Task description: Lines that hold the word "cuts" should be located and copied.
>> START
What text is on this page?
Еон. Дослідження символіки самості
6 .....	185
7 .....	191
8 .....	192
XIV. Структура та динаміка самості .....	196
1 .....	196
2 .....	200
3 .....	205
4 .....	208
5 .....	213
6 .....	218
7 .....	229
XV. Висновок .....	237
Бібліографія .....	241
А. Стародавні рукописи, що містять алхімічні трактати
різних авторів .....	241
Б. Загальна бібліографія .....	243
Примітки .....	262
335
>> END
>> START
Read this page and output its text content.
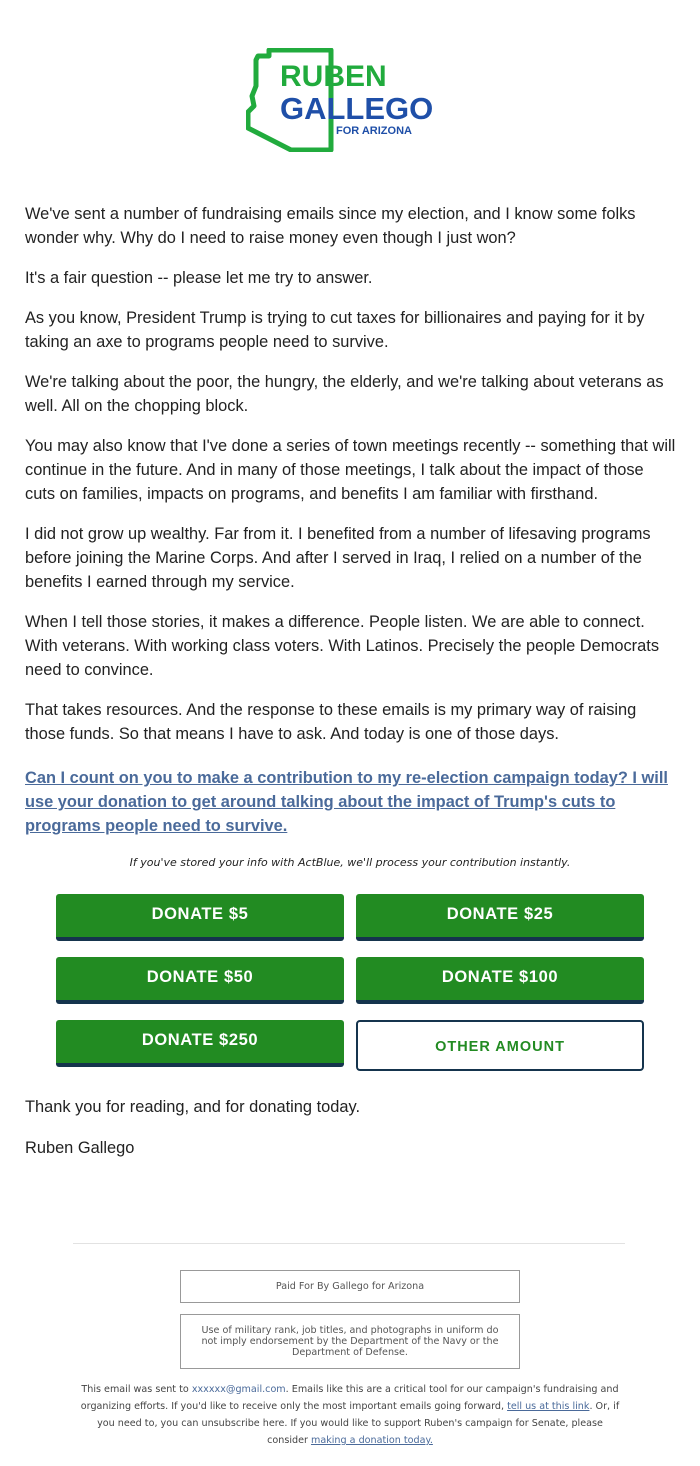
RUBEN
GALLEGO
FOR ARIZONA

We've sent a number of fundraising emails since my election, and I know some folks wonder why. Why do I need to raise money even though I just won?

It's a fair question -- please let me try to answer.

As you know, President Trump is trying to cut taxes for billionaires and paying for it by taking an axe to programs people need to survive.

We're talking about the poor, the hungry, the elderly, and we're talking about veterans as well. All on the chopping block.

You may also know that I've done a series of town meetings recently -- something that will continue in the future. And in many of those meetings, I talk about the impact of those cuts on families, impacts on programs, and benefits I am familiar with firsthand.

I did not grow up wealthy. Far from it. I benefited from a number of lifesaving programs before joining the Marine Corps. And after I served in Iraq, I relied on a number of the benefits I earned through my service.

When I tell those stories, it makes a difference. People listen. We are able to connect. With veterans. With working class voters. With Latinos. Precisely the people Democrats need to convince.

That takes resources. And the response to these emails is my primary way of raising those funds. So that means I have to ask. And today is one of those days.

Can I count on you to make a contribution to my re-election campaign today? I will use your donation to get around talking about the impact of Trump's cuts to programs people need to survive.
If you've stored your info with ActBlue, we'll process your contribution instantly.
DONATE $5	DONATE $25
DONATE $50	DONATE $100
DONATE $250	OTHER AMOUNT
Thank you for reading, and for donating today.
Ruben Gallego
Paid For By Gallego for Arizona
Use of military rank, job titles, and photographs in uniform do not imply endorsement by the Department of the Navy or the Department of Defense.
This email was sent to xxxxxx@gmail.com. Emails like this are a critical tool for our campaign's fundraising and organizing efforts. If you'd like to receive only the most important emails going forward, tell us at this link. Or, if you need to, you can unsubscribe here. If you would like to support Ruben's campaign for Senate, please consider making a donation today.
>> END
>> START
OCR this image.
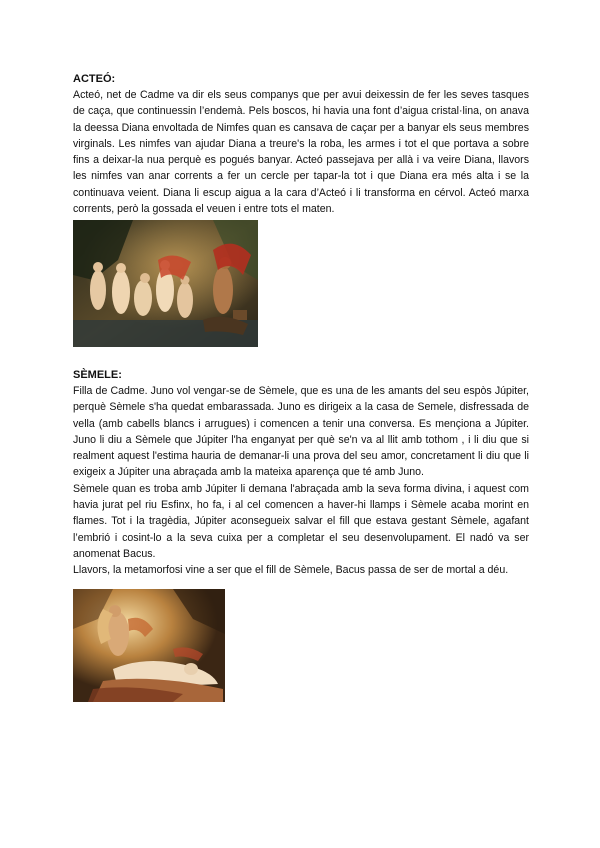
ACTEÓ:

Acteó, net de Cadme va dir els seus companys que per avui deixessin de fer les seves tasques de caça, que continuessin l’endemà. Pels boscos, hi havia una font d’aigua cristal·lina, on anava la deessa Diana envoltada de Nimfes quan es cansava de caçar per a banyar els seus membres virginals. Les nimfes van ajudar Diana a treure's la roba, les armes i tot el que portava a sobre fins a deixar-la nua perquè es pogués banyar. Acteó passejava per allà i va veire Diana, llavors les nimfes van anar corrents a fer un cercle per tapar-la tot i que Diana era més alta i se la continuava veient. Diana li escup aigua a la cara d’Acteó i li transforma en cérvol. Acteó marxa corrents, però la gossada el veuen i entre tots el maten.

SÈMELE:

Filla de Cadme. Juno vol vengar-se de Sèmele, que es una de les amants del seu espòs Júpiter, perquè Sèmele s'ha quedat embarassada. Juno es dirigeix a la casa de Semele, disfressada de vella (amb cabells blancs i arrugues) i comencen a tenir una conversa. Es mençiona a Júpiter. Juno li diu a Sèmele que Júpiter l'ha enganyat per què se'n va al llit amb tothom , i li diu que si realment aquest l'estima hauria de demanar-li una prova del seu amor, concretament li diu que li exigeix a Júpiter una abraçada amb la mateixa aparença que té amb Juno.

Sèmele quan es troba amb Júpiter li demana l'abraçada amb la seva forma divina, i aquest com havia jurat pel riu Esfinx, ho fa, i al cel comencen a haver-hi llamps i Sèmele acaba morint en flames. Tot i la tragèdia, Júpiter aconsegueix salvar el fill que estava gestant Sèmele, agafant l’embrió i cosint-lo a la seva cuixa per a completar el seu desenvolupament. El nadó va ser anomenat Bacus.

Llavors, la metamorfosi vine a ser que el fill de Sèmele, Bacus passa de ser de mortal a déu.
>> END
Result of the exercise:
You may also know that I've done a series of town meetings recently -- something that will continue in the future. And in many of those meetings, I talk about the impact of those cuts on families, impacts on programs, and benefits I am familiar with firsthand.
Can I count on you to make a contribution to my re-election campaign today? I will use your donation to get around talking about the impact of Trump's cuts to programs people need to survive.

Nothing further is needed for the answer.